> Tasks for this exercise
[1] Translate this sentence from the summary of the Sachs v. Republic of Austria case into Spanish: "While in Austria, on that train, she lost both of her legs in a railroad accident."
[2] Reproduce the passage of the Sachs v. Republic of Austria summary from "The U.S. Supreme" up to and including "S.Ct. 1172 (2015).".

> Excerpt to read
——————————
The U.S. Supreme Court is called to decide whether a U.S. citizen can sue a foreign government before a U.S. Court for allegedly tortious conduct that occurred outside the U.S., or whether the foreign administration is instead entitled to immunity under a 1976 law that bars most lawsuits against foreign countries. Sachs v. Republic of Austria, 737 F.3d 584 (9th Cir. 2013), cert. granted sub nom, OBB Personenverkehr AG v. Sachs, 135 S.Ct. 1172 (2015).
Background
A California woman (Carol Sachs) bought from her home in California a train pass from a website operated by a Massachusetts company to travel between Austria and the Czech Republic on a passenger train owned by the Austrian government. While in Austria, on that train, she lost both of her legs in a railroad accident. Sachs is now seeking to sue the foreign government operating the train (OBB) before a U.S. court.
In 2013, the Northern District of California granted Defendant OBB’s motion to dismiss for lack of subject-matter jurisdiction. The court dismissed Sachs’s lawsuit on the basis of the Foreign Sovereign Immunities Act (FSIA), a 1976 law which generally prohibits lawsuits against foreign countries. Sachs pointed out an exception to the FSIA that would allow lawsuits against foreign government if “based upon a commercial activity carried on in the United States by the foreign state”. However, the District Court agreed with the railroad and deemed that the commercial activity exception did not apply.
——————————
> Material

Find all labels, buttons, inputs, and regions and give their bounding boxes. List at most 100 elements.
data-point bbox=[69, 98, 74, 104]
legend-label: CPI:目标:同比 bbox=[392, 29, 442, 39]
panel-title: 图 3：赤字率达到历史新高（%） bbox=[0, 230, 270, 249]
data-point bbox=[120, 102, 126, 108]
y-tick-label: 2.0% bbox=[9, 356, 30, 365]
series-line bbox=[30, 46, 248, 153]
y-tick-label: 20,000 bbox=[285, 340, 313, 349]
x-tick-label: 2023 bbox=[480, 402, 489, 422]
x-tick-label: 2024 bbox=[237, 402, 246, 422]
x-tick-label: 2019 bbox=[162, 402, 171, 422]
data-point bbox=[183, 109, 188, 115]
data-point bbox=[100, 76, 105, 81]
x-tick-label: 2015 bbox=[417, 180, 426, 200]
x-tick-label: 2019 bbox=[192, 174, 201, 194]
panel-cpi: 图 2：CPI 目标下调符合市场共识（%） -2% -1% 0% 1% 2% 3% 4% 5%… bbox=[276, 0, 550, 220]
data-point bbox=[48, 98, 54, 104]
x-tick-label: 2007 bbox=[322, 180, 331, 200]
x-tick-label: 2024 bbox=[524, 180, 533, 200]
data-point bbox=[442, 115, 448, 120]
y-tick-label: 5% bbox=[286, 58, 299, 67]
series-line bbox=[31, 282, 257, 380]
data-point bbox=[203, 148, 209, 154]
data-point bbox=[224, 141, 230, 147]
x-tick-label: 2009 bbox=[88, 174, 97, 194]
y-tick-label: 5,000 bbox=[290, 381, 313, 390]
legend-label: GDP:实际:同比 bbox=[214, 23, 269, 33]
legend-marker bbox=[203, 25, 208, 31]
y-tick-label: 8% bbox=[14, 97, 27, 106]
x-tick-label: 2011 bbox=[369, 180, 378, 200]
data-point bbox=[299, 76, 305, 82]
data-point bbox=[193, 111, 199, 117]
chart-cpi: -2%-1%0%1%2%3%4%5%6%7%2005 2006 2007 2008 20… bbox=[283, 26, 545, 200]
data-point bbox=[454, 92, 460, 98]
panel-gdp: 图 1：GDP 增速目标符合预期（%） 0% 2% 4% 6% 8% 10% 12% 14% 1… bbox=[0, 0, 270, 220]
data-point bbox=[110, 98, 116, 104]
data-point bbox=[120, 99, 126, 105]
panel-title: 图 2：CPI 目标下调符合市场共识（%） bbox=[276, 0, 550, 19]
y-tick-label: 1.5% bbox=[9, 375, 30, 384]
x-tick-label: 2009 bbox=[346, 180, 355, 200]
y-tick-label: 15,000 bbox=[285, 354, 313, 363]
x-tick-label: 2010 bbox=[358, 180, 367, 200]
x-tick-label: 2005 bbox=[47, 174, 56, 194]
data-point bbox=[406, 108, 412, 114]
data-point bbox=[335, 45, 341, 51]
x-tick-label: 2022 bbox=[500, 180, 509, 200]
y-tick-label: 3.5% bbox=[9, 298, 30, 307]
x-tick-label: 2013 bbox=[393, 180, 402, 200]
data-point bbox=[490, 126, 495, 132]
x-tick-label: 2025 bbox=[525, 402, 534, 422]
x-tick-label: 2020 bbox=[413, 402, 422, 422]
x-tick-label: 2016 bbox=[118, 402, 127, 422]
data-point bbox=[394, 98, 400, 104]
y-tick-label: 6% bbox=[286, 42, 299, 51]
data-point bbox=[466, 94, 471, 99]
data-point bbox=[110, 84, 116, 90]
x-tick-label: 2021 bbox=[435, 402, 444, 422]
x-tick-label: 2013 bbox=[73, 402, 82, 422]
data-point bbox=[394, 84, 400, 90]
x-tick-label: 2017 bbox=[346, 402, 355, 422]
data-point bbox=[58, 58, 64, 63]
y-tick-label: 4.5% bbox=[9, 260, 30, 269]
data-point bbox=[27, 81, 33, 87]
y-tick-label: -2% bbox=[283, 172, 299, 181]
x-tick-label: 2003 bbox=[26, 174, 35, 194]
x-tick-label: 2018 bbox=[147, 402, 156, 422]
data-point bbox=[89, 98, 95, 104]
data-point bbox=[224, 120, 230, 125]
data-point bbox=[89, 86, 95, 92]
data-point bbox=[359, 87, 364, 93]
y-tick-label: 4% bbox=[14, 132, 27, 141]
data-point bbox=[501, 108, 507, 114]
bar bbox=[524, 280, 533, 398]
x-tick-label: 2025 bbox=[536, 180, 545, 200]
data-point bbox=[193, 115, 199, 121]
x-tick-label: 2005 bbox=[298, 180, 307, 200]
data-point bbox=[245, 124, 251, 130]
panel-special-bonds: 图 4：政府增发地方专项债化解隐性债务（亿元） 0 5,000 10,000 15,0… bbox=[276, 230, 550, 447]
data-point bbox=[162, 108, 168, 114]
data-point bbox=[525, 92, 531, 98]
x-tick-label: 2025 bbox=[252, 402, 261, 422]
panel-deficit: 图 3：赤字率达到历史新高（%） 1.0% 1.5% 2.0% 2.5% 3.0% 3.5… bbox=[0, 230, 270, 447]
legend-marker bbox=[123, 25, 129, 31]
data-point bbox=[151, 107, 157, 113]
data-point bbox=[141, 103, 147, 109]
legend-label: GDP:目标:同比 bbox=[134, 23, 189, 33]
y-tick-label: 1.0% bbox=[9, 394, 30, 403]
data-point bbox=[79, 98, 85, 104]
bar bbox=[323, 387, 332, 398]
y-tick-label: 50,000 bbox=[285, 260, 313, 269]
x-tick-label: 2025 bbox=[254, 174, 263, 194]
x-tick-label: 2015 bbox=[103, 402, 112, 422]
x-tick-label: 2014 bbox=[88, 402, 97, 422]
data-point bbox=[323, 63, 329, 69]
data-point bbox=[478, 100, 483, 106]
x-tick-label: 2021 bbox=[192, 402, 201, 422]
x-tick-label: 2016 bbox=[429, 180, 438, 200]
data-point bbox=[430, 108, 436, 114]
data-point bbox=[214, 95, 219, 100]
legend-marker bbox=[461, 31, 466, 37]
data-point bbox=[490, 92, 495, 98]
——————————
> Exercise answers
[1] Mientras estaba en Austria, en ese tren, perdió ambas piernas en un accidente ferroviario.

[2]
The U.S. Supreme Court is called to decide whether a U.S. citizen can sue a foreign government before a U.S. Court for allegedly tortious conduct that occurred outside the U.S., or whether the foreign administration is instead entitled to immunity under a 1976 law that bars most lawsuits against foreign countries. Sachs v. Republic of Austria, 737 F.3d 584 (9th Cir. 2013), cert. granted sub nom, OBB Personenverkehr AG v. Sachs, 135 S.Ct. 1172 (2015).